(Dataset items)

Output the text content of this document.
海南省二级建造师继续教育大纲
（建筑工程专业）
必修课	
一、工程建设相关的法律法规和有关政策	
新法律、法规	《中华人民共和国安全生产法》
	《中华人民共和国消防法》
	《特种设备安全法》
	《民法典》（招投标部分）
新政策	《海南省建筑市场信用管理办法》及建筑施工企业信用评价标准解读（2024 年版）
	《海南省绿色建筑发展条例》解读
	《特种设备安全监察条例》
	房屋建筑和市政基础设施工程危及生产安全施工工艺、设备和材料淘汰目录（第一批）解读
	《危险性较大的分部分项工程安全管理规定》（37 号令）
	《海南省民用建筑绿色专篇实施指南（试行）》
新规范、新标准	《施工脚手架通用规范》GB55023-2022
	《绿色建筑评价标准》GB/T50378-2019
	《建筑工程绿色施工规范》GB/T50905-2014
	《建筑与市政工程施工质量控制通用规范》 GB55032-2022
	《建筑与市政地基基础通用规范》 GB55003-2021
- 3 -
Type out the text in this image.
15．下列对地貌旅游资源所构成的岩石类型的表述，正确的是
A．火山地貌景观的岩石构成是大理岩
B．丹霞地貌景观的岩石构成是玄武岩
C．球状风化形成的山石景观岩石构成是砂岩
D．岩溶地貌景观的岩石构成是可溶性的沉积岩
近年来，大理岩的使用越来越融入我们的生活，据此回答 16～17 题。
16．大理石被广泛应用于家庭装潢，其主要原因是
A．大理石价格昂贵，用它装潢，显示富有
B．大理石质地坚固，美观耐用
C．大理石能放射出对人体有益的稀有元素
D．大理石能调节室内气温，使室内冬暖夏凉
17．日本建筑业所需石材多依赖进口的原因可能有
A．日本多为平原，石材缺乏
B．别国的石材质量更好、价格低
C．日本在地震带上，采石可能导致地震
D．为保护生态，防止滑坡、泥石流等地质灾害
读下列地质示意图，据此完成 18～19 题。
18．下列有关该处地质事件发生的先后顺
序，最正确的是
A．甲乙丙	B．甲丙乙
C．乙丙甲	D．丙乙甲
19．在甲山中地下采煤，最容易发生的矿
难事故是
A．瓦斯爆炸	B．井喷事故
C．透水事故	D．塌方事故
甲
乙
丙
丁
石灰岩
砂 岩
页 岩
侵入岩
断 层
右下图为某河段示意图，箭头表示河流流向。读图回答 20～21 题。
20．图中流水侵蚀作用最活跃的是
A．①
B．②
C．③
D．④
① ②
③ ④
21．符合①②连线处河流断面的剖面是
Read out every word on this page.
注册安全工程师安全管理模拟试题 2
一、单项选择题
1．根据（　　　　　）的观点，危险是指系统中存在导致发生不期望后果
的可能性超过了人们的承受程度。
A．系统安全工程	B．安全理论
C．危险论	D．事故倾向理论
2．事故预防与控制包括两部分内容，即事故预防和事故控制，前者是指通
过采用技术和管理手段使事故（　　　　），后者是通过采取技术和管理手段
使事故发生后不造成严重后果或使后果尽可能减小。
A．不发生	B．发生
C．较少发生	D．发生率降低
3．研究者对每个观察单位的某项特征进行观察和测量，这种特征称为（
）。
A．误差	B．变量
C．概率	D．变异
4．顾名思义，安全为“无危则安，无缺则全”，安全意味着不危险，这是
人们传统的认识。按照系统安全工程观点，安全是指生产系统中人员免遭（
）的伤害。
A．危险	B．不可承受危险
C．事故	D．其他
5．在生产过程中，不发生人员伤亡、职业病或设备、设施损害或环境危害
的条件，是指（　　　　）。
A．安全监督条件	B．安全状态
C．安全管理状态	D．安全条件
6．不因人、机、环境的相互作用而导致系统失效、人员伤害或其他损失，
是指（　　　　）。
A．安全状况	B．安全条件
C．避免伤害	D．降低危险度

• _TO DO_
All of the records must be repeated exactly.

• _OUTPUT_
Output the text content of this document.
海南省二级建造师继续教育大纲
（建筑工程专业）
必修课	
一、工程建设相关的法律法规和有关政策	
新法律、法规	《中华人民共和国安全生产法》
	《中华人民共和国消防法》
	《特种设备安全法》
	《民法典》（招投标部分）
新政策	《海南省建筑市场信用管理办法》及建筑施工企业信用评价标准解读（2024 年版）
	《海南省绿色建筑发展条例》解读
	《特种设备安全监察条例》
	房屋建筑和市政基础设施工程危及生产安全施工工艺、设备和材料淘汰目录（第一批）解读
	《危险性较大的分部分项工程安全管理规定》（37 号令）
	《海南省民用建筑绿色专篇实施指南（试行）》
新规范、新标准	《施工脚手架通用规范》GB55023-2022
	《绿色建筑评价标准》GB/T50378-2019
	《建筑工程绿色施工规范》GB/T50905-2014
	《建筑与市政工程施工质量控制通用规范》 GB55032-2022
	《建筑与市政地基基础通用规范》 GB55003-2021
- 3 -
Type out the text in this image.
15．下列对地貌旅游资源所构成的岩石类型的表述，正确的是
A．火山地貌景观的岩石构成是大理岩
B．丹霞地貌景观的岩石构成是玄武岩
C．球状风化形成的山石景观岩石构成是砂岩
D．岩溶地貌景观的岩石构成是可溶性的沉积岩
近年来，大理岩的使用越来越融入我们的生活，据此回答 16～17 题。
16．大理石被广泛应用于家庭装潢，其主要原因是
A．大理石价格昂贵，用它装潢，显示富有
B．大理石质地坚固，美观耐用
C．大理石能放射出对人体有益的稀有元素
D．大理石能调节室内气温，使室内冬暖夏凉
17．日本建筑业所需石材多依赖进口的原因可能有
A．日本多为平原，石材缺乏
B．别国的石材质量更好、价格低
C．日本在地震带上，采石可能导致地震
D．为保护生态，防止滑坡、泥石流等地质灾害
读下列地质示意图，据此完成 18～19 题。
18．下列有关该处地质事件发生的先后顺
序，最正确的是
A．甲乙丙	B．甲丙乙
C．乙丙甲	D．丙乙甲
19．在甲山中地下采煤，最容易发生的矿
难事故是
A．瓦斯爆炸	B．井喷事故
C．透水事故	D．塌方事故
甲
乙
丙
丁
石灰岩
砂 岩
页 岩
侵入岩
断 层
右下图为某河段示意图，箭头表示河流流向。读图回答 20～21 题。
20．图中流水侵蚀作用最活跃的是
A．①
B．②
C．③
D．④
① ②
③ ④
21．符合①②连线处河流断面的剖面是
Read out every word on this page.
注册安全工程师安全管理模拟试题 2
一、单项选择题
1．根据（　　　　　）的观点，危险是指系统中存在导致发生不期望后果
的可能性超过了人们的承受程度。
A．系统安全工程	B．安全理论
C．危险论	D．事故倾向理论
2．事故预防与控制包括两部分内容，即事故预防和事故控制，前者是指通
过采用技术和管理手段使事故（　　　　），后者是通过采取技术和管理手段
使事故发生后不造成严重后果或使后果尽可能减小。
A．不发生	B．发生
C．较少发生	D．发生率降低
3．研究者对每个观察单位的某项特征进行观察和测量，这种特征称为（
）。
A．误差	B．变量
C．概率	D．变异
4．顾名思义，安全为“无危则安，无缺则全”，安全意味着不危险，这是
人们传统的认识。按照系统安全工程观点，安全是指生产系统中人员免遭（
）的伤害。
A．危险	B．不可承受危险
C．事故	D．其他
5．在生产过程中，不发生人员伤亡、职业病或设备、设施损害或环境危害
的条件，是指（　　　　）。
A．安全监督条件	B．安全状态
C．安全管理状态	D．安全条件
6．不因人、机、环境的相互作用而导致系统失效、人员伤害或其他损失，
是指（　　　　）。
A．安全状况	B．安全条件
C．避免伤害	D．降低危险度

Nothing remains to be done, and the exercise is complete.